— BEGIN SUPPLIED DATA —

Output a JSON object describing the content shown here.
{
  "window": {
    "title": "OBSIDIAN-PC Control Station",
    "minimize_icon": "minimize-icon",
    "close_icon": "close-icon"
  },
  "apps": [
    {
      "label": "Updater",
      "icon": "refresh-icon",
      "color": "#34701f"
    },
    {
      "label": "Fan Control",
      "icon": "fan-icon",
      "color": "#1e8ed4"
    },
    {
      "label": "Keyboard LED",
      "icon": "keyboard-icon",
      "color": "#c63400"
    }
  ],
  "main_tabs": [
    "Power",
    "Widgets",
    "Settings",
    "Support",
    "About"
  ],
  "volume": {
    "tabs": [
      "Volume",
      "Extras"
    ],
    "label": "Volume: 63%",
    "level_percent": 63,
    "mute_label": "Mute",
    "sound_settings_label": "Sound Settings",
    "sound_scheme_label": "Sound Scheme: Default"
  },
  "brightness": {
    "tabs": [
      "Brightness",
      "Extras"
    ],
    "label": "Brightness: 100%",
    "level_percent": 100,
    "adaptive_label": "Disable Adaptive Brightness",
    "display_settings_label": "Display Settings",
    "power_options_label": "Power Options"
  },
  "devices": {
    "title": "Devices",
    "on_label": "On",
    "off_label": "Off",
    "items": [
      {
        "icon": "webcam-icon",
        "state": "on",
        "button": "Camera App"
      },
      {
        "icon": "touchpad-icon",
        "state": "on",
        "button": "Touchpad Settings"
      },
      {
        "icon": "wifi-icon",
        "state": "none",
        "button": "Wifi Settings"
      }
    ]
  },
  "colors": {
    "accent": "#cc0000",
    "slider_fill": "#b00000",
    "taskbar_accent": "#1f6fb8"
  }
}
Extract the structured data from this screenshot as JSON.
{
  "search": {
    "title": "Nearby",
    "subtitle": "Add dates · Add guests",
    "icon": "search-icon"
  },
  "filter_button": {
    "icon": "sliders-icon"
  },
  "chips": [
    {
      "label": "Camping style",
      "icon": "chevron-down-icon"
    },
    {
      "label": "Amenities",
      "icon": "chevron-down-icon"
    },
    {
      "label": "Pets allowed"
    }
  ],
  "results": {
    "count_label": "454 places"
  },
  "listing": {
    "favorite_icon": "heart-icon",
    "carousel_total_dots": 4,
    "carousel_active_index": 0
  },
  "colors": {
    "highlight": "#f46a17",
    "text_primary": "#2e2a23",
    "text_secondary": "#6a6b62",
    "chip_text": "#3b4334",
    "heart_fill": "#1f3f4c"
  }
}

— END SUPPLIED DATA —

→ SHORT TASK
Once more, set down the full listing, verbatim.

→ SOLUTION TO THIS TASK
Output a JSON object describing the content shown here.
{
  "window": {
    "title": "OBSIDIAN-PC Control Station",
    "minimize_icon": "minimize-icon",
    "close_icon": "close-icon"
  },
  "apps": [
    {
      "label": "Updater",
      "icon": "refresh-icon",
      "color": "#34701f"
    },
    {
      "label": "Fan Control",
      "icon": "fan-icon",
      "color": "#1e8ed4"
    },
    {
      "label": "Keyboard LED",
      "icon": "keyboard-icon",
      "color": "#c63400"
    }
  ],
  "main_tabs": [
    "Power",
    "Widgets",
    "Settings",
    "Support",
    "About"
  ],
  "volume": {
    "tabs": [
      "Volume",
      "Extras"
    ],
    "label": "Volume: 63%",
    "level_percent": 63,
    "mute_label": "Mute",
    "sound_settings_label": "Sound Settings",
    "sound_scheme_label": "Sound Scheme: Default"
  },
  "brightness": {
    "tabs": [
      "Brightness",
      "Extras"
    ],
    "label": "Brightness: 100%",
    "level_percent": 100,
    "adaptive_label": "Disable Adaptive Brightness",
    "display_settings_label": "Display Settings",
    "power_options_label": "Power Options"
  },
  "devices": {
    "title": "Devices",
    "on_label": "On",
    "off_label": "Off",
    "items": [
      {
        "icon": "webcam-icon",
        "state": "on",
        "button": "Camera App"
      },
      {
        "icon": "touchpad-icon",
        "state": "on",
        "button": "Touchpad Settings"
      },
      {
        "icon": "wifi-icon",
        "state": "none",
        "button": "Wifi Settings"
      }
    ]
  },
  "colors": {
    "accent": "#cc0000",
    "slider_fill": "#b00000",
    "taskbar_accent": "#1f6fb8"
  }
}
Extract the structured data from this screenshot as JSON.
{
  "search": {
    "title": "Nearby",
    "subtitle": "Add dates · Add guests",
    "icon": "search-icon"
  },
  "filter_button": {
    "icon": "sliders-icon"
  },
  "chips": [
    {
      "label": "Camping style",
      "icon": "chevron-down-icon"
    },
    {
      "label": "Amenities",
      "icon": "chevron-down-icon"
    },
    {
      "label": "Pets allowed"
    }
  ],
  "results": {
    "count_label": "454 places"
  },
  "listing": {
    "favorite_icon": "heart-icon",
    "carousel_total_dots": 4,
    "carousel_active_index": 0
  },
  "colors": {
    "highlight": "#f46a17",
    "text_primary": "#2e2a23",
    "text_secondary": "#6a6b62",
    "chip_text": "#3b4334",
    "heart_fill": "#1f3f4c"
  }
}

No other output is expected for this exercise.